* WHAT YOU WILL DO
Identify every line containing the word "edge" and reproduce each one.

(Records about charts and figures)
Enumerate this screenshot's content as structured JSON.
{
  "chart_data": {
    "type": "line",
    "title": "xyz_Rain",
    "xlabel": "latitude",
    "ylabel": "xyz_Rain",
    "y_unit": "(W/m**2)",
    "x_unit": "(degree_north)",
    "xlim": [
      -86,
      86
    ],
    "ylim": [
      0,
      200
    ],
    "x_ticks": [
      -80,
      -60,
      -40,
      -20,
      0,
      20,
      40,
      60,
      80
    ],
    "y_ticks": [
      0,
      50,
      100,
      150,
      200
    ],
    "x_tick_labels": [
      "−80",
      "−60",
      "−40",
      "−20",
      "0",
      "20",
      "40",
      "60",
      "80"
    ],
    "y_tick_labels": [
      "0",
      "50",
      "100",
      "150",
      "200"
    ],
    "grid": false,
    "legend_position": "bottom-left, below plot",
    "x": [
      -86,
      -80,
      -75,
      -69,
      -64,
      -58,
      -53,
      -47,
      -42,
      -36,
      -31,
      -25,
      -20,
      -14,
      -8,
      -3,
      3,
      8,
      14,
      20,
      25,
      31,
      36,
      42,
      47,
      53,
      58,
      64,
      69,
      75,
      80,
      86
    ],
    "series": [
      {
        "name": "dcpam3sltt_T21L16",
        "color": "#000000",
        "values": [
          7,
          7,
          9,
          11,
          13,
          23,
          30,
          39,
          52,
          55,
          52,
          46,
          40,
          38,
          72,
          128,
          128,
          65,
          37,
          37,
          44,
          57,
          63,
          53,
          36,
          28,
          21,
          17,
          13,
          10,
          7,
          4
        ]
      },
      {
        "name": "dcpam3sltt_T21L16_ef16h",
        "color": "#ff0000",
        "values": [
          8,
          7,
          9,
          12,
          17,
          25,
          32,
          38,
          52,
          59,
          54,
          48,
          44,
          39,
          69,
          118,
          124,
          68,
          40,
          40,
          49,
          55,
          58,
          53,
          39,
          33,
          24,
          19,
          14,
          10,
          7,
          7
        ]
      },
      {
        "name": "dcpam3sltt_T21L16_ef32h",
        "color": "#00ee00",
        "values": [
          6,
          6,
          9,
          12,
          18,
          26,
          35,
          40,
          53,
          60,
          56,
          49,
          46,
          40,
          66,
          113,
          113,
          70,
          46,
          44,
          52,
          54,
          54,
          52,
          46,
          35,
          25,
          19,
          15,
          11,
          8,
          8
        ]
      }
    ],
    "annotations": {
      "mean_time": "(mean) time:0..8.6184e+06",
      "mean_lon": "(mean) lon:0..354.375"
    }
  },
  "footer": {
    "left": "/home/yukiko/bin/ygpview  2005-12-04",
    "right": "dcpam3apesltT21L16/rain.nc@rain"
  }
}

--

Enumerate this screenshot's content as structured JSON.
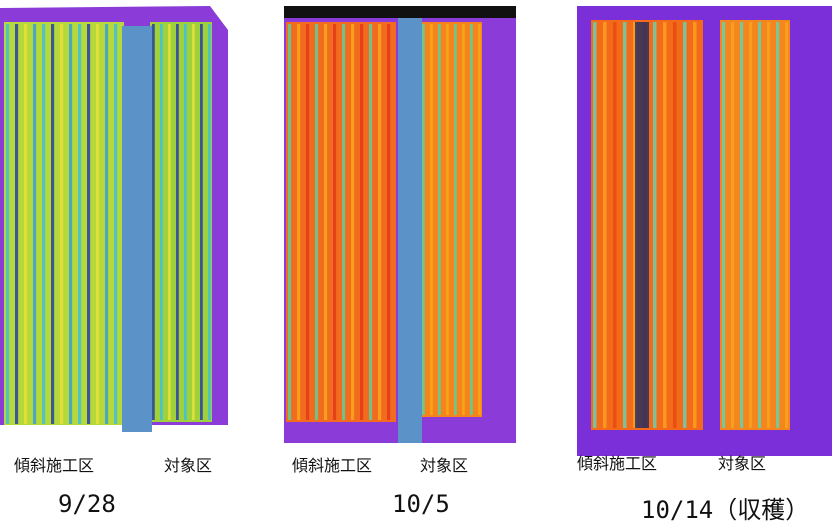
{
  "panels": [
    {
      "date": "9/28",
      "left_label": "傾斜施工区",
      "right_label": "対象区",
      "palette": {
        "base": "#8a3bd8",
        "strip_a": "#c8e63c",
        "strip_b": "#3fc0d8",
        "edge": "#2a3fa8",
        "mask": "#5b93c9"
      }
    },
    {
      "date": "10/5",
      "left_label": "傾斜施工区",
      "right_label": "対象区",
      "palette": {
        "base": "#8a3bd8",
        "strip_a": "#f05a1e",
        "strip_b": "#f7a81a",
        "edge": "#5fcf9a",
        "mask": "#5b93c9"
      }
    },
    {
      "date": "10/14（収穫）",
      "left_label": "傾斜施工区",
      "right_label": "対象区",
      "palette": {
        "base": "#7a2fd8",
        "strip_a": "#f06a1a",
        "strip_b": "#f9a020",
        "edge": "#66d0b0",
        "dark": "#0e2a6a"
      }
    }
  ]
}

* TASK RESULT
        "edge": "#2a3fa8",
        "edge": "#5fcf9a",
        "edge": "#66d0b0",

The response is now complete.